Copy out the whole listing exactly as written, leaving the pictures behind.
** start **
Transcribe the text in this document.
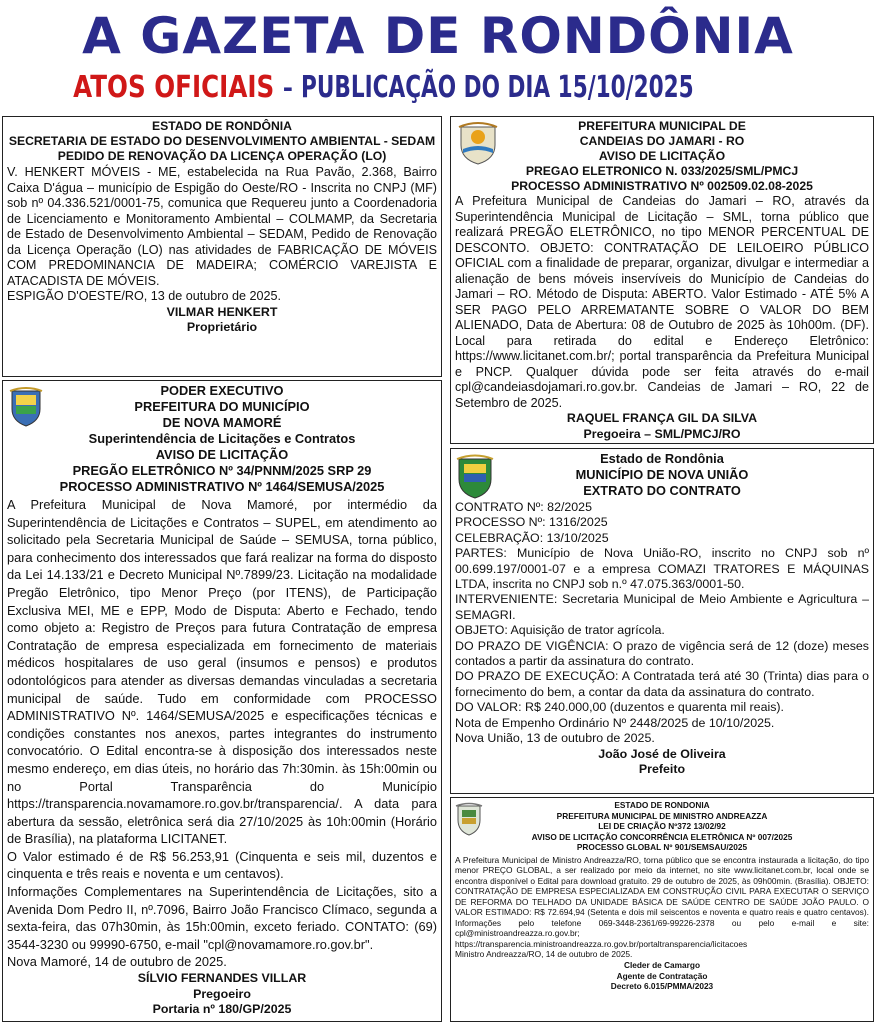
A GAZETA DE RONDÔNIA
ATOS OFICIAIS - PUBLICAÇÃO DO DIA 15/10/2025
ESTADO DE RONDÔNIA
SECRETARIA DE ESTADO DO DESENVOLVIMENTO AMBIENTAL - SEDAM
PEDIDO DE RENOVAÇÃO DA LICENÇA OPERAÇÃO (LO)

V. HENKERT MÓVEIS - ME, estabelecida na Rua Pavão, 2.368, Bairro Caixa D'água – município de Espigão do Oeste/RO - Inscrita no CNPJ (MF) sob nº 04.336.521/0001-75, comunica que Requereu junto a Coordenadoria de Licenciamento e Monitoramento Ambiental – COLMAMP, da Secretaria de Estado de Desenvolvimento Ambiental – SEDAM, Pedido de Renovação da Licença Operação (LO) nas atividades de FABRICAÇÃO DE MÓVEIS COM PREDOMINANCIA DE MADEIRA; COMÉRCIO VAREJISTA E ATACADISTA DE MÓVEIS.

ESPIGÃO D'OESTE/RO, 13 de outubro de 2025.

VILMAR HENKERT
Proprietário
PODER EXECUTIVO
PREFEITURA DO MUNICÍPIO
DE NOVA MAMORÉ
Superintendência de Licitações e Contratos
AVISO DE LICITAÇÃO
PREGÃO ELETRÔNICO Nº 34/PNNM/2025 SRP 29
PROCESSO ADMINISTRATIVO Nº 1464/SEMUSA/2025

A Prefeitura Municipal de Nova Mamoré, por intermédio da Superintendência de Licitações e Contratos – SUPEL, em atendimento ao solicitado pela Secretaria Municipal de Saúde – SEMUSA, torna público, para conhecimento dos interessados que fará realizar na forma do disposto da Lei 14.133/21 e Decreto Municipal Nº.7899/23. Licitação na modalidade Pregão Eletrônico, tipo Menor Preço (por ITENS), de Participação Exclusiva MEI, ME e EPP, Modo de Disputa: Aberto e Fechado, tendo como objeto a: Registro de Preços para futura Contratação de empresa Contratação de empresa especializada em fornecimento de materiais médicos hospitalares de uso geral (insumos e pensos) e produtos odontológicos para atender as diversas demandas vinculadas a secretaria municipal de saúde. Tudo em conformidade com PROCESSO ADMINISTRATIVO Nº. 1464/SEMUSA/2025 e especificações técnicas e condições constantes nos anexos, partes integrantes do instrumento convocatório. O Edital encontra-se à disposição dos interessados neste mesmo endereço, em dias úteis, no horário das 7h:30min. às 15h:00min ou no Portal Transparência do Município https://transparencia.novamamore.ro.gov.br/transparencia/. A data para abertura da sessão, eletrônica será dia 27/10/2025 às 10h:00min (Horário de Brasília), na plataforma LICITANET.

O Valor estimado é de R$ 56.253,91 (Cinquenta e seis mil, duzentos e cinquenta e três reais e noventa e um centavos).

Informações Complementares na Superintendência de Licitações, sito a Avenida Dom Pedro II, nº.7096, Bairro João Francisco Clímaco, segunda a sexta-feira, das 07h30min, às 15h:00min, exceto feriado. CONTATO: (69) 3544-3230 ou 99990-6750, e-mail "cpl@novamamore.ro.gov.br".

Nova Mamoré, 14 de outubro de 2025.

SÍLVIO FERNANDES VILLAR
Pregoeiro
Portaria nº 180/GP/2025
PREFEITURA MUNICIPAL DE
CANDEIAS DO JAMARI - RO
AVISO DE LICITAÇÃO
PREGAO ELETRONICO N. 033/2025/SML/PMCJ
PROCESSO ADMINISTRATIVO Nº 002509.02.08-2025

A Prefeitura Municipal de Candeias do Jamari – RO, através da Superintendência Municipal de Licitação – SML, torna público que realizará PREGÃO ELETRÔNICO, no tipo MENOR PERCENTUAL DE DESCONTO. OBJETO: CONTRATAÇÃO DE LEILOEIRO PÚBLICO OFICIAL com a finalidade de preparar, organizar, divulgar e intermediar a alienação de bens móveis inservíveis do Município de Candeias do Jamari – RO. Método de Disputa: ABERTO. Valor Estimado - ATÉ 5% A SER PAGO PELO ARREMATANTE SOBRE O VALOR DO BEM ALIENADO, Data de Abertura: 08 de Outubro de 2025 às 10h00m. (DF). Local para retirada do edital e Endereço Eletrônico: https://www.licitanet.com.br/; portal transparência da Prefeitura Municipal e PNCP. Qualquer dúvida pode ser feita através do e-mail cpl@candeiasdojamari.ro.gov.br. Candeias de Jamari – RO, 22 de Setembro de 2025.

RAQUEL FRANÇA GIL DA SILVA
Pregoeira – SML/PMCJ/RO
Estado de Rondônia
MUNICÍPIO DE NOVA UNIÃO
EXTRATO DO CONTRATO

CONTRATO Nº: 82/2025

PROCESSO Nº: 1316/2025

CELEBRAÇÃO: 13/10/2025

PARTES: Município de Nova União-RO, inscrito no CNPJ sob nº 00.699.197/0001-07 e a empresa COMAZI TRATORES E MÁQUINAS LTDA, inscrita no CNPJ sob n.º 47.075.363/0001-50.

INTERVENIENTE: Secretaria Municipal de Meio Ambiente e Agricultura – SEMAGRI.

OBJETO: Aquisição de trator agrícola.

DO PRAZO DE VIGÊNCIA: O prazo de vigência será de 12 (doze) meses contados a partir da assinatura do contrato.

DO PRAZO DE EXECUÇÃO: A Contratada terá até 30 (Trinta) dias para o fornecimento do bem, a contar da data da assinatura do contrato.

DO VALOR: R$ 240.000,00 (duzentos e quarenta mil reais).

Nota de Empenho Ordinário Nº 2448/2025 de 10/10/2025.

Nova União, 13 de outubro de 2025.

João José de Oliveira
Prefeito
ESTADO DE RONDONIA
PREFEITURA MUNICIPAL DE MINISTRO ANDREAZZA
LEI DE CRIAÇÃO Nº372 13/02/92
AVISO DE LICITAÇÃO CONCORRÊNCIA ELETRÔNICA Nº 007/2025
PROCESSO GLOBAL Nº 901/SEMSAU/2025

A Prefeitura Municipal de Ministro Andreazza/RO, torna público que se encontra instaurada a licitação, do tipo menor PREÇO GLOBAL, a ser realizado por meio da internet, no site www.licitanet.com.br, local onde se encontra disponível o Edital para download gratuito. 29 de outubro de 2025, às 09h00min. (Brasília). OBJETO: CONTRATAÇÃO DE EMPRESA ESPECIALIZADA EM CONSTRUÇÃO CIVIL PARA EXECUTAR O SERVIÇO DE REFORMA DO TELHADO DA UNIDADE BÁSICA DE SAÚDE CENTRO DE SAÚDE JOÃO PAULO. O VALOR ESTIMADO: R$ 72.694,94 (Setenta e dois mil seiscentos e noventa e quatro reais e quatro centavos). Informações pelo telefone 069-3448-2361/69-99226-2378 ou pelo e-mail e site: cpl@ministroandreazza.ro.gov.br; https://transparencia.ministroandreazza.ro.gov.br/portaltransparencia/licitacoes

Ministro Andreazza/RO, 14 de outubro de 2025.

Cleder de Camargo
Agente de Contratação
Decreto 6.015/PMMA/2023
** end **
FINISHED TASK
Transcribe the text in this document.
A GAZETA DE RONDÔNIA
ATOS OFICIAIS - PUBLICAÇÃO DO DIA 15/10/2025
ESTADO DE RONDÔNIA
SECRETARIA DE ESTADO DO DESENVOLVIMENTO AMBIENTAL - SEDAM
PEDIDO DE RENOVAÇÃO DA LICENÇA OPERAÇÃO (LO)

V. HENKERT MÓVEIS - ME, estabelecida na Rua Pavão, 2.368, Bairro Caixa D'água – município de Espigão do Oeste/RO - Inscrita no CNPJ (MF) sob nº 04.336.521/0001-75, comunica que Requereu junto a Coordenadoria de Licenciamento e Monitoramento Ambiental – COLMAMP, da Secretaria de Estado de Desenvolvimento Ambiental – SEDAM, Pedido de Renovação da Licença Operação (LO) nas atividades de FABRICAÇÃO DE MÓVEIS COM PREDOMINANCIA DE MADEIRA; COMÉRCIO VAREJISTA E ATACADISTA DE MÓVEIS.

ESPIGÃO D'OESTE/RO, 13 de outubro de 2025.

VILMAR HENKERT
Proprietário
PODER EXECUTIVO
PREFEITURA DO MUNICÍPIO
DE NOVA MAMORÉ
Superintendência de Licitações e Contratos
AVISO DE LICITAÇÃO
PREGÃO ELETRÔNICO Nº 34/PNNM/2025 SRP 29
PROCESSO ADMINISTRATIVO Nº 1464/SEMUSA/2025

A Prefeitura Municipal de Nova Mamoré, por intermédio da Superintendência de Licitações e Contratos – SUPEL, em atendimento ao solicitado pela Secretaria Municipal de Saúde – SEMUSA, torna público, para conhecimento dos interessados que fará realizar na forma do disposto da Lei 14.133/21 e Decreto Municipal Nº.7899/23. Licitação na modalidade Pregão Eletrônico, tipo Menor Preço (por ITENS), de Participação Exclusiva MEI, ME e EPP, Modo de Disputa: Aberto e Fechado, tendo como objeto a: Registro de Preços para futura Contratação de empresa Contratação de empresa especializada em fornecimento de materiais médicos hospitalares de uso geral (insumos e pensos) e produtos odontológicos para atender as diversas demandas vinculadas a secretaria municipal de saúde. Tudo em conformidade com PROCESSO ADMINISTRATIVO Nº. 1464/SEMUSA/2025 e especificações técnicas e condições constantes nos anexos, partes integrantes do instrumento convocatório. O Edital encontra-se à disposição dos interessados neste mesmo endereço, em dias úteis, no horário das 7h:30min. às 15h:00min ou no Portal Transparência do Município https://transparencia.novamamore.ro.gov.br/transparencia/. A data para abertura da sessão, eletrônica será dia 27/10/2025 às 10h:00min (Horário de Brasília), na plataforma LICITANET.

O Valor estimado é de R$ 56.253,91 (Cinquenta e seis mil, duzentos e cinquenta e três reais e noventa e um centavos).

Informações Complementares na Superintendência de Licitações, sito a Avenida Dom Pedro II, nº.7096, Bairro João Francisco Clímaco, segunda a sexta-feira, das 07h30min, às 15h:00min, exceto feriado. CONTATO: (69) 3544-3230 ou 99990-6750, e-mail "cpl@novamamore.ro.gov.br".

Nova Mamoré, 14 de outubro de 2025.

SÍLVIO FERNANDES VILLAR
Pregoeiro
Portaria nº 180/GP/2025
PREFEITURA MUNICIPAL DE
CANDEIAS DO JAMARI - RO
AVISO DE LICITAÇÃO
PREGAO ELETRONICO N. 033/2025/SML/PMCJ
PROCESSO ADMINISTRATIVO Nº 002509.02.08-2025

A Prefeitura Municipal de Candeias do Jamari – RO, através da Superintendência Municipal de Licitação – SML, torna público que realizará PREGÃO ELETRÔNICO, no tipo MENOR PERCENTUAL DE DESCONTO. OBJETO: CONTRATAÇÃO DE LEILOEIRO PÚBLICO OFICIAL com a finalidade de preparar, organizar, divulgar e intermediar a alienação de bens móveis inservíveis do Município de Candeias do Jamari – RO. Método de Disputa: ABERTO. Valor Estimado - ATÉ 5% A SER PAGO PELO ARREMATANTE SOBRE O VALOR DO BEM ALIENADO, Data de Abertura: 08 de Outubro de 2025 às 10h00m. (DF). Local para retirada do edital e Endereço Eletrônico: https://www.licitanet.com.br/; portal transparência da Prefeitura Municipal e PNCP. Qualquer dúvida pode ser feita através do e-mail cpl@candeiasdojamari.ro.gov.br. Candeias de Jamari – RO, 22 de Setembro de 2025.

RAQUEL FRANÇA GIL DA SILVA
Pregoeira – SML/PMCJ/RO
Estado de Rondônia
MUNICÍPIO DE NOVA UNIÃO
EXTRATO DO CONTRATO

CONTRATO Nº: 82/2025

PROCESSO Nº: 1316/2025

CELEBRAÇÃO: 13/10/2025

PARTES: Município de Nova União-RO, inscrito no CNPJ sob nº 00.699.197/0001-07 e a empresa COMAZI TRATORES E MÁQUINAS LTDA, inscrita no CNPJ sob n.º 47.075.363/0001-50.

INTERVENIENTE: Secretaria Municipal de Meio Ambiente e Agricultura – SEMAGRI.

OBJETO: Aquisição de trator agrícola.

DO PRAZO DE VIGÊNCIA: O prazo de vigência será de 12 (doze) meses contados a partir da assinatura do contrato.

DO PRAZO DE EXECUÇÃO: A Contratada terá até 30 (Trinta) dias para o fornecimento do bem, a contar da data da assinatura do contrato.

DO VALOR: R$ 240.000,00 (duzentos e quarenta mil reais).

Nota de Empenho Ordinário Nº 2448/2025 de 10/10/2025.

Nova União, 13 de outubro de 2025.

João José de Oliveira
Prefeito
ESTADO DE RONDONIA
PREFEITURA MUNICIPAL DE MINISTRO ANDREAZZA
LEI DE CRIAÇÃO Nº372 13/02/92
AVISO DE LICITAÇÃO CONCORRÊNCIA ELETRÔNICA Nº 007/2025
PROCESSO GLOBAL Nº 901/SEMSAU/2025

A Prefeitura Municipal de Ministro Andreazza/RO, torna público que se encontra instaurada a licitação, do tipo menor PREÇO GLOBAL, a ser realizado por meio da internet, no site www.licitanet.com.br, local onde se encontra disponível o Edital para download gratuito. 29 de outubro de 2025, às 09h00min. (Brasília). OBJETO: CONTRATAÇÃO DE EMPRESA ESPECIALIZADA EM CONSTRUÇÃO CIVIL PARA EXECUTAR O SERVIÇO DE REFORMA DO TELHADO DA UNIDADE BÁSICA DE SAÚDE CENTRO DE SAÚDE JOÃO PAULO. O VALOR ESTIMADO: R$ 72.694,94 (Setenta e dois mil seiscentos e noventa e quatro reais e quatro centavos). Informações pelo telefone 069-3448-2361/69-99226-2378 ou pelo e-mail e site: cpl@ministroandreazza.ro.gov.br; https://transparencia.ministroandreazza.ro.gov.br/portaltransparencia/licitacoes

Ministro Andreazza/RO, 14 de outubro de 2025.

Cleder de Camargo
Agente de Contratação
Decreto 6.015/PMMA/2023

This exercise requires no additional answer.